--- Source records ---

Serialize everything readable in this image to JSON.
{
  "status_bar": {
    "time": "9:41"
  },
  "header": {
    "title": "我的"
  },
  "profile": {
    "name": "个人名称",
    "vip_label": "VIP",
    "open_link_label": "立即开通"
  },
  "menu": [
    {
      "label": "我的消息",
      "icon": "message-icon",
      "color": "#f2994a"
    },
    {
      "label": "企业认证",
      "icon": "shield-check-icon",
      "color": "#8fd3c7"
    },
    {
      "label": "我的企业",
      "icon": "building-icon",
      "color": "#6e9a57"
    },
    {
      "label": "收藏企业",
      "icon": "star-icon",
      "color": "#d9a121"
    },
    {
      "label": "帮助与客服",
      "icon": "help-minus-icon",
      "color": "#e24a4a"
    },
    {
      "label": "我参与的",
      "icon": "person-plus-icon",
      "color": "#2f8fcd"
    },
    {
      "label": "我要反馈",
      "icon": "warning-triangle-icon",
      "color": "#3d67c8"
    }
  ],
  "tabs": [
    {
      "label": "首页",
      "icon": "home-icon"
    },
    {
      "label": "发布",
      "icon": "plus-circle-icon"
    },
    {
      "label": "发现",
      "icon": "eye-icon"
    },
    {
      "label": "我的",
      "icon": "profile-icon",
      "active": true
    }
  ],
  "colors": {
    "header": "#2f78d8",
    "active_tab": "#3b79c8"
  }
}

---
--- Source records ---

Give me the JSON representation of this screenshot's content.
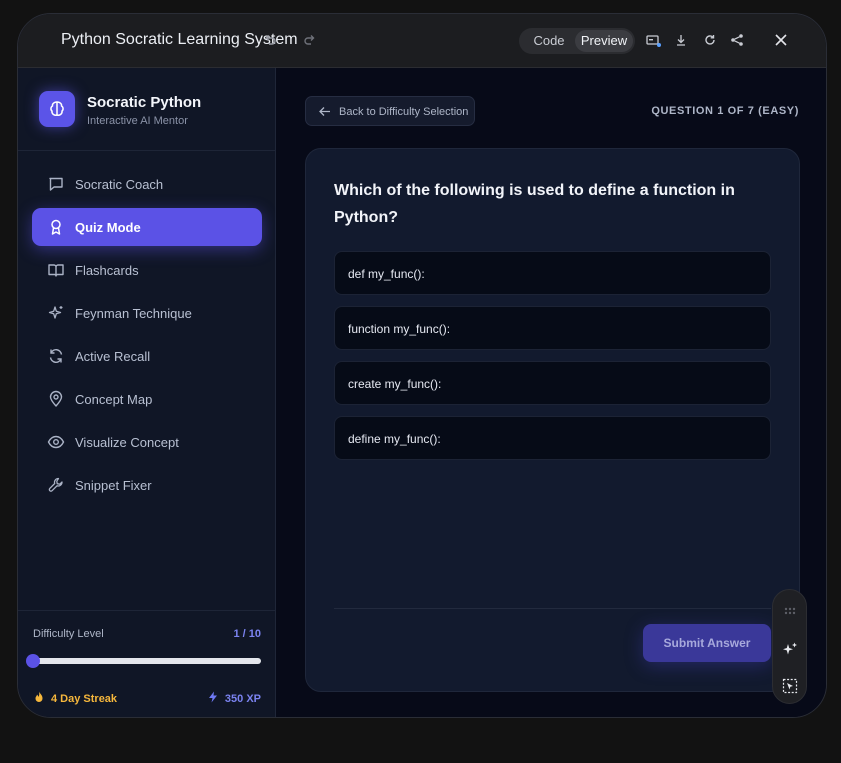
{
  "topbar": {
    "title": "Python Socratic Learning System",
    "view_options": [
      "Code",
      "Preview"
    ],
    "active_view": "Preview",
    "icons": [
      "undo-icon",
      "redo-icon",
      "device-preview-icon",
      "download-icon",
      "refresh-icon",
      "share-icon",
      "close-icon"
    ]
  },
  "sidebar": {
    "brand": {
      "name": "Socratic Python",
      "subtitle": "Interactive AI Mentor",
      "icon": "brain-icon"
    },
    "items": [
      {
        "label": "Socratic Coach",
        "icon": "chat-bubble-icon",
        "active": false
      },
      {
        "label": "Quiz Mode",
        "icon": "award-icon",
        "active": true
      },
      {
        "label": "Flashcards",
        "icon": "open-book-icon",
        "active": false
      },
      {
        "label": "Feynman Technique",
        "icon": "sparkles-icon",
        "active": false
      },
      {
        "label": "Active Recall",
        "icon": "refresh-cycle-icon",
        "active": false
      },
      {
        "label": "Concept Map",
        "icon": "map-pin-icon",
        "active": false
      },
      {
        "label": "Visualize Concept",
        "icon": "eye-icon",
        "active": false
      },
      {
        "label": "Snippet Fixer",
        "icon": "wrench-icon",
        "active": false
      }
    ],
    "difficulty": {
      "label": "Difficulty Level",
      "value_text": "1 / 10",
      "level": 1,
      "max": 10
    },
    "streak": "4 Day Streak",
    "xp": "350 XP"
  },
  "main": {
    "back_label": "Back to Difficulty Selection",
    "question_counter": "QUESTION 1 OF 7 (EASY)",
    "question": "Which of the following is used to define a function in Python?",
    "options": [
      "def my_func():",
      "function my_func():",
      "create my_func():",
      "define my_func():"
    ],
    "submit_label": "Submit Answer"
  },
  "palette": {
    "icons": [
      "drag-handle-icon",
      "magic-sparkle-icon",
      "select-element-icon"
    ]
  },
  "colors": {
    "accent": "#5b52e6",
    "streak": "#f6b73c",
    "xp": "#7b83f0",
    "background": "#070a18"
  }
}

---
--- Source records ---

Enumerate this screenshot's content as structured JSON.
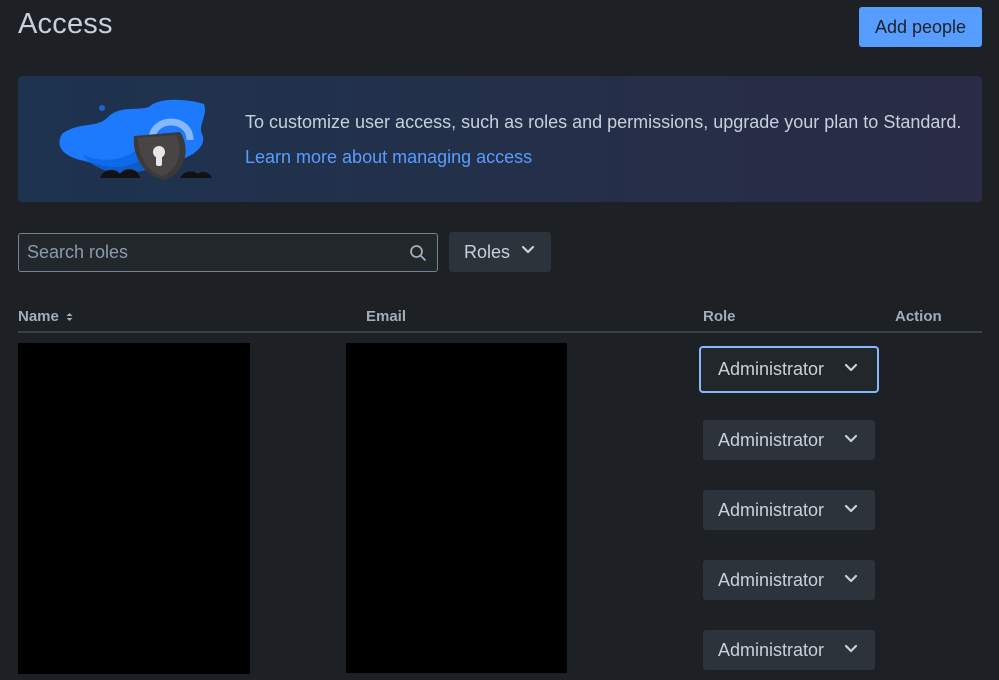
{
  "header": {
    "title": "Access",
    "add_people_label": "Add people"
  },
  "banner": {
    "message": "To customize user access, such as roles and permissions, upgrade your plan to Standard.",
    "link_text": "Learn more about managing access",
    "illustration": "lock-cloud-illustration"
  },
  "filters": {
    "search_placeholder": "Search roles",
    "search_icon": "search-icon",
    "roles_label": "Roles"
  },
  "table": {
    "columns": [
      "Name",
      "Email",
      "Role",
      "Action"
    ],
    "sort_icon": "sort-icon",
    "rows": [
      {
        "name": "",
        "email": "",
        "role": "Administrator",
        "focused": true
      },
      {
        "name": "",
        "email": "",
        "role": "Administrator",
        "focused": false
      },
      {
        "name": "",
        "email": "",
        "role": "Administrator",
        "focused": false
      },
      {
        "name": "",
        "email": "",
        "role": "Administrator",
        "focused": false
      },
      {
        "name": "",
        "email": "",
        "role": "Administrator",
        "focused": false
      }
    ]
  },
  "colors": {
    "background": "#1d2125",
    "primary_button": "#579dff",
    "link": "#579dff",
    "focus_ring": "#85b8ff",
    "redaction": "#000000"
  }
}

---

Task prompt:
Single out each line of the records above with the string "message" in it, and copy it.

Output of the exercise:
      "icon": "message-icon",
    "message": "To customize user access, such as roles and permissions, upgrade your plan to Standard.",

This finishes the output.